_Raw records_
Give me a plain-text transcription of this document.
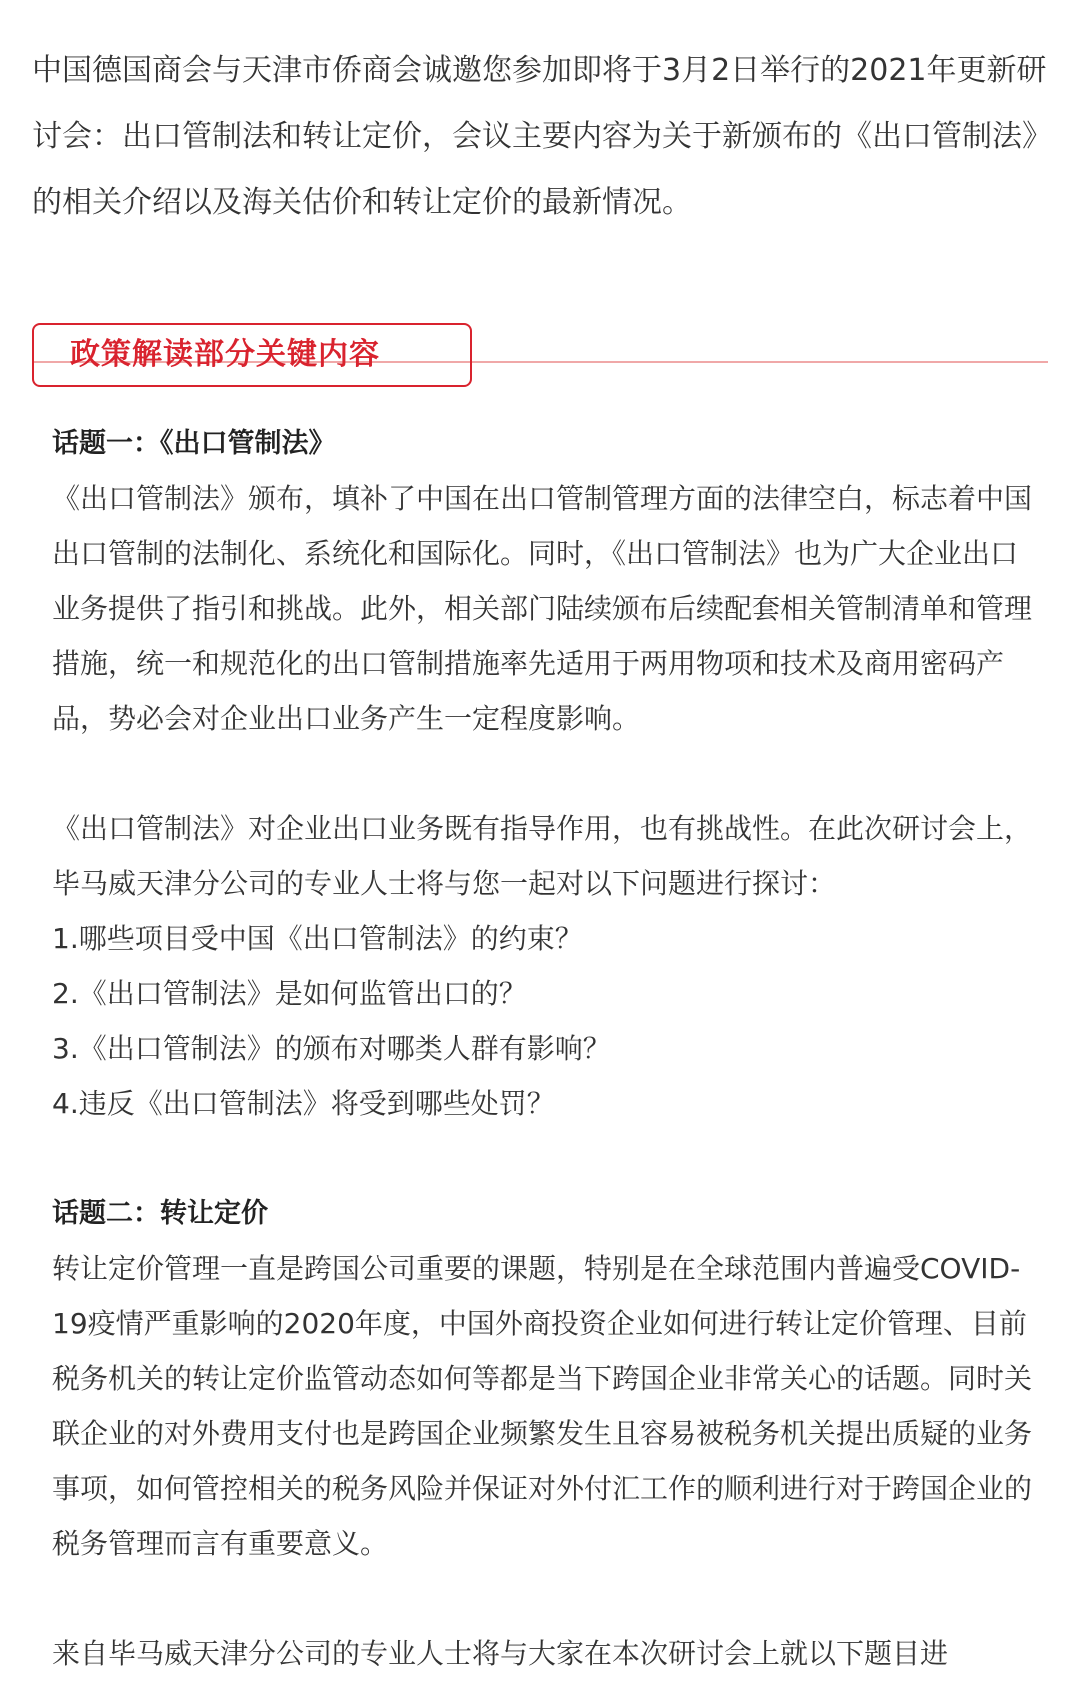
中国德国商会与天津市侨商会诚邀您参加即将于3月2日举行的2021年更新研讨会：出口管制法和转让定价，会议主要内容为关于新颁布的《出口管制法》的相关介绍以及海关估价和转让定价的最新情况。

政策解读部分关键内容
话题一：《出口管制法》

《出口管制法》颁布，填补了中国在出口管制管理方面的法律空白，标志着中国出口管制的法制化、系统化和国际化。同时，《出口管制法》也为广大企业出口业务提供了指引和挑战。此外，相关部门陆续颁布后续配套相关管制清单和管理措施，统一和规范化的出口管制措施率先适用于两用物项和技术及商用密码产品，势必会对企业出口业务产生一定程度影响。

《出口管制法》对企业出口业务既有指导作用，也有挑战性。在此次研讨会上，毕马威天津分公司的专业人士将与您一起对以下问题进行探讨：

1.哪些项目受中国《出口管制法》的约束？

2.《出口管制法》是如何监管出口的？

3.《出口管制法》的颁布对哪类人群有影响？

4.违反《出口管制法》将受到哪些处罚？

话题二：转让定价

转让定价管理一直是跨国公司重要的课题，特别是在全球范围内普遍受COVID-19疫情严重影响的2020年度，中国外商投资企业如何进行转让定价管理、目前税务机关的转让定价监管动态如何等都是当下跨国企业非常关心的话题。同时关联企业的对外费用支付也是跨国企业频繁发生且容易被税务机关提出质疑的业务事项，如何管控相关的税务风险并保证对外付汇工作的顺利进行对于跨国企业的税务管理而言有重要意义。

来自毕马威天津分公司的专业人士将与大家在本次研讨会上就以下题目进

_Prompt_
Output, exactly, all the records above; include no pictures.

_Answer to the problem_
Give me a plain-text transcription of this document.
中国德国商会与天津市侨商会诚邀您参加即将于3月2日举行的2021年更新研讨会：出口管制法和转让定价，会议主要内容为关于新颁布的《出口管制法》的相关介绍以及海关估价和转让定价的最新情况。

政策解读部分关键内容
话题一：《出口管制法》

《出口管制法》颁布，填补了中国在出口管制管理方面的法律空白，标志着中国出口管制的法制化、系统化和国际化。同时，《出口管制法》也为广大企业出口业务提供了指引和挑战。此外，相关部门陆续颁布后续配套相关管制清单和管理措施，统一和规范化的出口管制措施率先适用于两用物项和技术及商用密码产品，势必会对企业出口业务产生一定程度影响。

《出口管制法》对企业出口业务既有指导作用，也有挑战性。在此次研讨会上，毕马威天津分公司的专业人士将与您一起对以下问题进行探讨：

1.哪些项目受中国《出口管制法》的约束？

2.《出口管制法》是如何监管出口的？

3.《出口管制法》的颁布对哪类人群有影响？

4.违反《出口管制法》将受到哪些处罚？

话题二：转让定价

转让定价管理一直是跨国公司重要的课题，特别是在全球范围内普遍受COVID-19疫情严重影响的2020年度，中国外商投资企业如何进行转让定价管理、目前税务机关的转让定价监管动态如何等都是当下跨国企业非常关心的话题。同时关联企业的对外费用支付也是跨国企业频繁发生且容易被税务机关提出质疑的业务事项，如何管控相关的税务风险并保证对外付汇工作的顺利进行对于跨国企业的税务管理而言有重要意义。

来自毕马威天津分公司的专业人士将与大家在本次研讨会上就以下题目进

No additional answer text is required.